(Goal of the exercise): The required output is the exact sequence of lines from the line holding "Extract the chart's" to the end of the records, inclusive.

(Data for the task):
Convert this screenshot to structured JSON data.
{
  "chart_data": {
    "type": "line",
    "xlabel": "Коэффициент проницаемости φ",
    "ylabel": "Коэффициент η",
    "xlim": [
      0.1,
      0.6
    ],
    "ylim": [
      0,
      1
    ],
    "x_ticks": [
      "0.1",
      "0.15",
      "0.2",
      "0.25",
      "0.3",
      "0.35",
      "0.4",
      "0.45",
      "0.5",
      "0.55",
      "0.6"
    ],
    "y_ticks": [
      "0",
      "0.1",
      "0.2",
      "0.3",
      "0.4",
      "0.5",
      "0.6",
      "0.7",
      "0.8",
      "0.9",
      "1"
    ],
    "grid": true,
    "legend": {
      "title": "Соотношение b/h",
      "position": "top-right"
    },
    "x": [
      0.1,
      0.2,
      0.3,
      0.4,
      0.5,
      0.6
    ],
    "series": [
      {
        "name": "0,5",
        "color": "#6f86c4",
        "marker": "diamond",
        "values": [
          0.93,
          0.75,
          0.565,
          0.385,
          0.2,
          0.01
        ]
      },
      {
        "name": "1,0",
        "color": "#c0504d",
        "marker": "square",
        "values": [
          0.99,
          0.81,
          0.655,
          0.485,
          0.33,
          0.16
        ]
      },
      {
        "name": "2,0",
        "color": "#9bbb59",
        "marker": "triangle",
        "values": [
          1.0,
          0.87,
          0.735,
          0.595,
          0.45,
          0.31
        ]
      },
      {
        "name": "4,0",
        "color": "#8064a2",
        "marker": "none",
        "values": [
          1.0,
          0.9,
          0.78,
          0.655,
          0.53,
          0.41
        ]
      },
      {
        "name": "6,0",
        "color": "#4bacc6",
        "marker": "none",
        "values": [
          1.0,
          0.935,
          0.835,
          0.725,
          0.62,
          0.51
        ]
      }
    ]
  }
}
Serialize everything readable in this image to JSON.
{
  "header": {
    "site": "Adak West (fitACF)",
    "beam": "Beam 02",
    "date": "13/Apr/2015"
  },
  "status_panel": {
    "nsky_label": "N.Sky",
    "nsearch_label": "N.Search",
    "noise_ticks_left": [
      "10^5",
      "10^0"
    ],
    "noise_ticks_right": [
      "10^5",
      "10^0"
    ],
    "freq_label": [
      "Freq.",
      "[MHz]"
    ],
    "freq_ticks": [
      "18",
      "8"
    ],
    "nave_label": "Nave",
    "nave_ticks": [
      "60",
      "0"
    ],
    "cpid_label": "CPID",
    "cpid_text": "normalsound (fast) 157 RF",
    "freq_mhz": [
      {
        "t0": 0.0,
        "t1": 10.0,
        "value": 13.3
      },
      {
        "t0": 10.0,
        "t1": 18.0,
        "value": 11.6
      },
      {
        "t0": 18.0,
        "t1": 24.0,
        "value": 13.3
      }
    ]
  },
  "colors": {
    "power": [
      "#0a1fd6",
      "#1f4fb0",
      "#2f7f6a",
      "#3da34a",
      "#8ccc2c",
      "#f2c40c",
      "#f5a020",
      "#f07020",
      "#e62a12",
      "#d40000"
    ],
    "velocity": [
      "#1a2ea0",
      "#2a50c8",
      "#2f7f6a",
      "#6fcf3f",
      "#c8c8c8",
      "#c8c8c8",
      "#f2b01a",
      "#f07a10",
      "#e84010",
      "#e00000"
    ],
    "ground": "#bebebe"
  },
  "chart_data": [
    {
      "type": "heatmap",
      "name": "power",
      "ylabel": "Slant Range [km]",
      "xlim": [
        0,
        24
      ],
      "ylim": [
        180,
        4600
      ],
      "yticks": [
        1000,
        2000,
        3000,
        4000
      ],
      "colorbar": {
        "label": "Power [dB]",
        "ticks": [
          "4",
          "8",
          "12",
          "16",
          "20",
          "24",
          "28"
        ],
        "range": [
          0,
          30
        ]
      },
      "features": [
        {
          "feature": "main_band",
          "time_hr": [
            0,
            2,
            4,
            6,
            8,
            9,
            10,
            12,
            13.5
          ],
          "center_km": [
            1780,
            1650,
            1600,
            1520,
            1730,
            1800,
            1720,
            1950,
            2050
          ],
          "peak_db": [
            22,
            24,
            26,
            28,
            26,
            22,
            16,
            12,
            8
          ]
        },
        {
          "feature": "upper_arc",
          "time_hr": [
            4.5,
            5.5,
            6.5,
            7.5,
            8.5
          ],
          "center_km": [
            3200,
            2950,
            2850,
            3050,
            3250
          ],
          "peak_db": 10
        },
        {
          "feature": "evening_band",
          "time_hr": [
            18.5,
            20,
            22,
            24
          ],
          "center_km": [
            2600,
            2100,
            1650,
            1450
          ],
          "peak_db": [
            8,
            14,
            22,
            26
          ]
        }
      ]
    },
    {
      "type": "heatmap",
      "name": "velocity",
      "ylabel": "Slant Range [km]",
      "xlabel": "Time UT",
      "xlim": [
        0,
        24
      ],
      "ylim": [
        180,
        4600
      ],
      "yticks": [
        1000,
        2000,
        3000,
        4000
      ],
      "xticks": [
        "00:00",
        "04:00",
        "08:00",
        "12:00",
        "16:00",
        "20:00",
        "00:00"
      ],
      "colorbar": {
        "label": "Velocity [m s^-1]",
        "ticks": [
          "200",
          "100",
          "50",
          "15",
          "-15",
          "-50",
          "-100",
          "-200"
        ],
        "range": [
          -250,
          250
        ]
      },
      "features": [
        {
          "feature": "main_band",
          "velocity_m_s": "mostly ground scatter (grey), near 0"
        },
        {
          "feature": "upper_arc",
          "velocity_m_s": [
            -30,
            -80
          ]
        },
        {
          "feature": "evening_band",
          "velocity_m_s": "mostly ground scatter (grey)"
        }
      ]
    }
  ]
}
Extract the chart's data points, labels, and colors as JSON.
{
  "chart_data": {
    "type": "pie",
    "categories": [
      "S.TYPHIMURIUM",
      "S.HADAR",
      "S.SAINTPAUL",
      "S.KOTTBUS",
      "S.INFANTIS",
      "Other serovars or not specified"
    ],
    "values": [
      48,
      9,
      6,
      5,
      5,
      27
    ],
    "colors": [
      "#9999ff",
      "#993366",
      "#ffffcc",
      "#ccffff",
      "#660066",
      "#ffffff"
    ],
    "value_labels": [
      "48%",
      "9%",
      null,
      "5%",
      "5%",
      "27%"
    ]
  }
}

(Reply to the task):
Extract the chart's data points, labels, and colors as JSON.
{
  "chart_data": {
    "type": "pie",
    "categories": [
      "S.TYPHIMURIUM",
      "S.HADAR",
      "S.SAINTPAUL",
      "S.KOTTBUS",
      "S.INFANTIS",
      "Other serovars or not specified"
    ],
    "values": [
      48,
      9,
      6,
      5,
      5,
      27
    ],
    "colors": [
      "#9999ff",
      "#993366",
      "#ffffcc",
      "#ccffff",
      "#660066",
      "#ffffff"
    ],
    "value_labels": [
      "48%",
      "9%",
      null,
      "5%",
      "5%",
      "27%"
    ]
  }
}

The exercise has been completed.